## Exercise instructions
All of the entries need to be written out again, exactly as they are.

Figure collection entries
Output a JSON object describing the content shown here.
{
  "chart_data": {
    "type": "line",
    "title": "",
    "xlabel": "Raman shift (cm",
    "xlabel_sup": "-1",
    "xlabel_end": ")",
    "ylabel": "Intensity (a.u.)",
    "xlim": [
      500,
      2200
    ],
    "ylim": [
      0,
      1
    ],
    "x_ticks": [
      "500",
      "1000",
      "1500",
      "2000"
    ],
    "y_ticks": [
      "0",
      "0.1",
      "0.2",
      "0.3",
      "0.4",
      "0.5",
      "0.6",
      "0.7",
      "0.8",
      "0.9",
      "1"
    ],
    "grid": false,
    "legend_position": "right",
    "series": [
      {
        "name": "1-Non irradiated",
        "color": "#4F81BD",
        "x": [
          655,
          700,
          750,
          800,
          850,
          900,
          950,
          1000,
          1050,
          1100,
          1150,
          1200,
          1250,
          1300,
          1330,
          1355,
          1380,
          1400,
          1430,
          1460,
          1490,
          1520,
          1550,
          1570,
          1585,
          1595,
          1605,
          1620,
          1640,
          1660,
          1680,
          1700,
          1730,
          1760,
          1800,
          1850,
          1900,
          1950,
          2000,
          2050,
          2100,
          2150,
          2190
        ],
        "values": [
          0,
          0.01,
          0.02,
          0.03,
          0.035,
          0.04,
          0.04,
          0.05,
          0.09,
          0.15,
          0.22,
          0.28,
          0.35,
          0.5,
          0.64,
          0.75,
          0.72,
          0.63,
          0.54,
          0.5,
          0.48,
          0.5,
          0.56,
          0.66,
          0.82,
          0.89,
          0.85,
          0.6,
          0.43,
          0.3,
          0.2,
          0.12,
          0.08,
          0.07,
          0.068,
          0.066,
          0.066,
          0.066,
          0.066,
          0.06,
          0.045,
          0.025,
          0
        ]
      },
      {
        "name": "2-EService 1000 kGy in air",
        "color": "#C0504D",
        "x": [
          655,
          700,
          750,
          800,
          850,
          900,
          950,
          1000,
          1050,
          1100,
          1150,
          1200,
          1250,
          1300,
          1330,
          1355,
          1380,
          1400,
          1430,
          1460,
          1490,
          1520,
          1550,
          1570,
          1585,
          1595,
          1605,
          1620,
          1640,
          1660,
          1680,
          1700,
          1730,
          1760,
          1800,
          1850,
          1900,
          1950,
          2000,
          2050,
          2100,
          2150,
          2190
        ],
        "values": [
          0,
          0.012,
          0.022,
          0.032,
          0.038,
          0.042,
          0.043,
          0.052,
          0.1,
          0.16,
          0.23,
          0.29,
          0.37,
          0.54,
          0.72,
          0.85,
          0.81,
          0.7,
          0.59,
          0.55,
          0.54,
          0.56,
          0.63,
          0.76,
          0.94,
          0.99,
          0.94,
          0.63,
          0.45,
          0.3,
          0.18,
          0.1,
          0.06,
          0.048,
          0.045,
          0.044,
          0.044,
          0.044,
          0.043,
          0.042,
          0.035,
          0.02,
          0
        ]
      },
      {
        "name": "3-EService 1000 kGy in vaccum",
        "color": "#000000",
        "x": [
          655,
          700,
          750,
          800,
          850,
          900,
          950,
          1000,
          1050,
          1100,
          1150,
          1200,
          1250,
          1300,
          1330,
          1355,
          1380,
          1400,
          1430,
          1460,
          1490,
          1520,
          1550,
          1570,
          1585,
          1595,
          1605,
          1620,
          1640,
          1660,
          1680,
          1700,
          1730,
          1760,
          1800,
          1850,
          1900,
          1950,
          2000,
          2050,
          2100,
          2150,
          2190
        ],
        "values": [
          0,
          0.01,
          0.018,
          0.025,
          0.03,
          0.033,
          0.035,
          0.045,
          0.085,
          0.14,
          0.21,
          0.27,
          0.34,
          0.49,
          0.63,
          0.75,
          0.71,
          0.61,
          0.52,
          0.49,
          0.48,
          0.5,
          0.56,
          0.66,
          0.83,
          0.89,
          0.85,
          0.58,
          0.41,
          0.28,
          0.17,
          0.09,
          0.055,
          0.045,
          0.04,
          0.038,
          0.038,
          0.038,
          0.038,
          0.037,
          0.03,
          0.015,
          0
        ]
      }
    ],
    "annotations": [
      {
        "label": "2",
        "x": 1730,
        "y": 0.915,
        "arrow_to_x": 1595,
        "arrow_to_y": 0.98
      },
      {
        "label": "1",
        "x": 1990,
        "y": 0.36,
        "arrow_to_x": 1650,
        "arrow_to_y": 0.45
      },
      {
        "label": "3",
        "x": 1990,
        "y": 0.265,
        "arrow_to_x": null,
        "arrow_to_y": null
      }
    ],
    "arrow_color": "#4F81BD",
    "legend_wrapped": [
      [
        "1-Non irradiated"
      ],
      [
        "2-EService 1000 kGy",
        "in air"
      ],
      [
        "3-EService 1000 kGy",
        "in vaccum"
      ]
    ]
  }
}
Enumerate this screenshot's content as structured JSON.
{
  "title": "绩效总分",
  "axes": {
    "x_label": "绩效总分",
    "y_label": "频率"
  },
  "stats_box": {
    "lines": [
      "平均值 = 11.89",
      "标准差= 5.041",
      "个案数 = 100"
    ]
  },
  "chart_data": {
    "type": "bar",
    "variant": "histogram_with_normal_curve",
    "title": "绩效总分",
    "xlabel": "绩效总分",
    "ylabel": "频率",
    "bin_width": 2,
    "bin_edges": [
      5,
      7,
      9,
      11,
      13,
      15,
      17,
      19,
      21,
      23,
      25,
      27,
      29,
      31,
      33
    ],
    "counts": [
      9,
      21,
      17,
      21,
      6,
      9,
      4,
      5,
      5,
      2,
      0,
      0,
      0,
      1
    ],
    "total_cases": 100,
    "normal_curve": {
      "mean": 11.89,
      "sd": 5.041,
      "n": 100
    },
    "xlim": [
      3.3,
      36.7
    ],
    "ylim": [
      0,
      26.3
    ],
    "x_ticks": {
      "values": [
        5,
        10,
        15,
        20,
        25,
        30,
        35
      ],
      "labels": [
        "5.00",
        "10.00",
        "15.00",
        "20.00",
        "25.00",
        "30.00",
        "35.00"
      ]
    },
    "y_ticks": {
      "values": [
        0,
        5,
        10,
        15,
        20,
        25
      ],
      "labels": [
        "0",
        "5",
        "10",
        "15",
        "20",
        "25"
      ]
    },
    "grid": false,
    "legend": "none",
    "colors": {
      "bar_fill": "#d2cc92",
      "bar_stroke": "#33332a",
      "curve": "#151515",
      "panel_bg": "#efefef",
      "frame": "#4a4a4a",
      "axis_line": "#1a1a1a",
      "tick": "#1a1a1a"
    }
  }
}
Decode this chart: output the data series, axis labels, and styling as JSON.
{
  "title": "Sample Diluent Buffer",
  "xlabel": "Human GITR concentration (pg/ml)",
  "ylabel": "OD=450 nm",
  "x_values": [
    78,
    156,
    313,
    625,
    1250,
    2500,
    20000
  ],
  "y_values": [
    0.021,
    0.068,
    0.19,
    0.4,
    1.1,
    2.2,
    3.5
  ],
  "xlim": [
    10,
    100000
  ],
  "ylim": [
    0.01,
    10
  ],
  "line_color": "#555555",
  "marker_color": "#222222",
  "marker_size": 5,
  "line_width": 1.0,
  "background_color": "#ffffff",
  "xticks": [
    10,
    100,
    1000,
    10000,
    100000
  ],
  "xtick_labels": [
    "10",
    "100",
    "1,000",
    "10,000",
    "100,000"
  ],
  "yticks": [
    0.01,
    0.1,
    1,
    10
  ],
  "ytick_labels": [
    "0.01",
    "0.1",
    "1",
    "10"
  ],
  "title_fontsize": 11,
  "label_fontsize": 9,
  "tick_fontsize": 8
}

## Task result
Output a JSON object describing the content shown here.
{
  "chart_data": {
    "type": "line",
    "title": "",
    "xlabel": "Raman shift (cm",
    "xlabel_sup": "-1",
    "xlabel_end": ")",
    "ylabel": "Intensity (a.u.)",
    "xlim": [
      500,
      2200
    ],
    "ylim": [
      0,
      1
    ],
    "x_ticks": [
      "500",
      "1000",
      "1500",
      "2000"
    ],
    "y_ticks": [
      "0",
      "0.1",
      "0.2",
      "0.3",
      "0.4",
      "0.5",
      "0.6",
      "0.7",
      "0.8",
      "0.9",
      "1"
    ],
    "grid": false,
    "legend_position": "right",
    "series": [
      {
        "name": "1-Non irradiated",
        "color": "#4F81BD",
        "x": [
          655,
          700,
          750,
          800,
          850,
          900,
          950,
          1000,
          1050,
          1100,
          1150,
          1200,
          1250,
          1300,
          1330,
          1355,
          1380,
          1400,
          1430,
          1460,
          1490,
          1520,
          1550,
          1570,
          1585,
          1595,
          1605,
          1620,
          1640,
          1660,
          1680,
          1700,
          1730,
          1760,
          1800,
          1850,
          1900,
          1950,
          2000,
          2050,
          2100,
          2150,
          2190
        ],
        "values": [
          0,
          0.01,
          0.02,
          0.03,
          0.035,
          0.04,
          0.04,
          0.05,
          0.09,
          0.15,
          0.22,
          0.28,
          0.35,
          0.5,
          0.64,
          0.75,
          0.72,
          0.63,
          0.54,
          0.5,
          0.48,
          0.5,
          0.56,
          0.66,
          0.82,
          0.89,
          0.85,
          0.6,
          0.43,
          0.3,
          0.2,
          0.12,
          0.08,
          0.07,
          0.068,
          0.066,
          0.066,
          0.066,
          0.066,
          0.06,
          0.045,
          0.025,
          0
        ]
      },
      {
        "name": "2-EService 1000 kGy in air",
        "color": "#C0504D",
        "x": [
          655,
          700,
          750,
          800,
          850,
          900,
          950,
          1000,
          1050,
          1100,
          1150,
          1200,
          1250,
          1300,
          1330,
          1355,
          1380,
          1400,
          1430,
          1460,
          1490,
          1520,
          1550,
          1570,
          1585,
          1595,
          1605,
          1620,
          1640,
          1660,
          1680,
          1700,
          1730,
          1760,
          1800,
          1850,
          1900,
          1950,
          2000,
          2050,
          2100,
          2150,
          2190
        ],
        "values": [
          0,
          0.012,
          0.022,
          0.032,
          0.038,
          0.042,
          0.043,
          0.052,
          0.1,
          0.16,
          0.23,
          0.29,
          0.37,
          0.54,
          0.72,
          0.85,
          0.81,
          0.7,
          0.59,
          0.55,
          0.54,
          0.56,
          0.63,
          0.76,
          0.94,
          0.99,
          0.94,
          0.63,
          0.45,
          0.3,
          0.18,
          0.1,
          0.06,
          0.048,
          0.045,
          0.044,
          0.044,
          0.044,
          0.043,
          0.042,
          0.035,
          0.02,
          0
        ]
      },
      {
        "name": "3-EService 1000 kGy in vaccum",
        "color": "#000000",
        "x": [
          655,
          700,
          750,
          800,
          850,
          900,
          950,
          1000,
          1050,
          1100,
          1150,
          1200,
          1250,
          1300,
          1330,
          1355,
          1380,
          1400,
          1430,
          1460,
          1490,
          1520,
          1550,
          1570,
          1585,
          1595,
          1605,
          1620,
          1640,
          1660,
          1680,
          1700,
          1730,
          1760,
          1800,
          1850,
          1900,
          1950,
          2000,
          2050,
          2100,
          2150,
          2190
        ],
        "values": [
          0,
          0.01,
          0.018,
          0.025,
          0.03,
          0.033,
          0.035,
          0.045,
          0.085,
          0.14,
          0.21,
          0.27,
          0.34,
          0.49,
          0.63,
          0.75,
          0.71,
          0.61,
          0.52,
          0.49,
          0.48,
          0.5,
          0.56,
          0.66,
          0.83,
          0.89,
          0.85,
          0.58,
          0.41,
          0.28,
          0.17,
          0.09,
          0.055,
          0.045,
          0.04,
          0.038,
          0.038,
          0.038,
          0.038,
          0.037,
          0.03,
          0.015,
          0
        ]
      }
    ],
    "annotations": [
      {
        "label": "2",
        "x": 1730,
        "y": 0.915,
        "arrow_to_x": 1595,
        "arrow_to_y": 0.98
      },
      {
        "label": "1",
        "x": 1990,
        "y": 0.36,
        "arrow_to_x": 1650,
        "arrow_to_y": 0.45
      },
      {
        "label": "3",
        "x": 1990,
        "y": 0.265,
        "arrow_to_x": null,
        "arrow_to_y": null
      }
    ],
    "arrow_color": "#4F81BD",
    "legend_wrapped": [
      [
        "1-Non irradiated"
      ],
      [
        "2-EService 1000 kGy",
        "in air"
      ],
      [
        "3-EService 1000 kGy",
        "in vaccum"
      ]
    ]
  }
}
Enumerate this screenshot's content as structured JSON.
{
  "title": "绩效总分",
  "axes": {
    "x_label": "绩效总分",
    "y_label": "频率"
  },
  "stats_box": {
    "lines": [
      "平均值 = 11.89",
      "标准差= 5.041",
      "个案数 = 100"
    ]
  },
  "chart_data": {
    "type": "bar",
    "variant": "histogram_with_normal_curve",
    "title": "绩效总分",
    "xlabel": "绩效总分",
    "ylabel": "频率",
    "bin_width": 2,
    "bin_edges": [
      5,
      7,
      9,
      11,
      13,
      15,
      17,
      19,
      21,
      23,
      25,
      27,
      29,
      31,
      33
    ],
    "counts": [
      9,
      21,
      17,
      21,
      6,
      9,
      4,
      5,
      5,
      2,
      0,
      0,
      0,
      1
    ],
    "total_cases": 100,
    "normal_curve": {
      "mean": 11.89,
      "sd": 5.041,
      "n": 100
    },
    "xlim": [
      3.3,
      36.7
    ],
    "ylim": [
      0,
      26.3
    ],
    "x_ticks": {
      "values": [
        5,
        10,
        15,
        20,
        25,
        30,
        35
      ],
      "labels": [
        "5.00",
        "10.00",
        "15.00",
        "20.00",
        "25.00",
        "30.00",
        "35.00"
      ]
    },
    "y_ticks": {
      "values": [
        0,
        5,
        10,
        15,
        20,
        25
      ],
      "labels": [
        "0",
        "5",
        "10",
        "15",
        "20",
        "25"
      ]
    },
    "grid": false,
    "legend": "none",
    "colors": {
      "bar_fill": "#d2cc92",
      "bar_stroke": "#33332a",
      "curve": "#151515",
      "panel_bg": "#efefef",
      "frame": "#4a4a4a",
      "axis_line": "#1a1a1a",
      "tick": "#1a1a1a"
    }
  }
}
Decode this chart: output the data series, axis labels, and styling as JSON.
{
  "title": "Sample Diluent Buffer",
  "xlabel": "Human GITR concentration (pg/ml)",
  "ylabel": "OD=450 nm",
  "x_values": [
    78,
    156,
    313,
    625,
    1250,
    2500,
    20000
  ],
  "y_values": [
    0.021,
    0.068,
    0.19,
    0.4,
    1.1,
    2.2,
    3.5
  ],
  "xlim": [
    10,
    100000
  ],
  "ylim": [
    0.01,
    10
  ],
  "line_color": "#555555",
  "marker_color": "#222222",
  "marker_size": 5,
  "line_width": 1.0,
  "background_color": "#ffffff",
  "xticks": [
    10,
    100,
    1000,
    10000,
    100000
  ],
  "xtick_labels": [
    "10",
    "100",
    "1,000",
    "10,000",
    "100,000"
  ],
  "yticks": [
    0.01,
    0.1,
    1,
    10
  ],
  "ytick_labels": [
    "0.01",
    "0.1",
    "1",
    "10"
  ],
  "title_fontsize": 11,
  "label_fontsize": 9,
  "tick_fontsize": 8
}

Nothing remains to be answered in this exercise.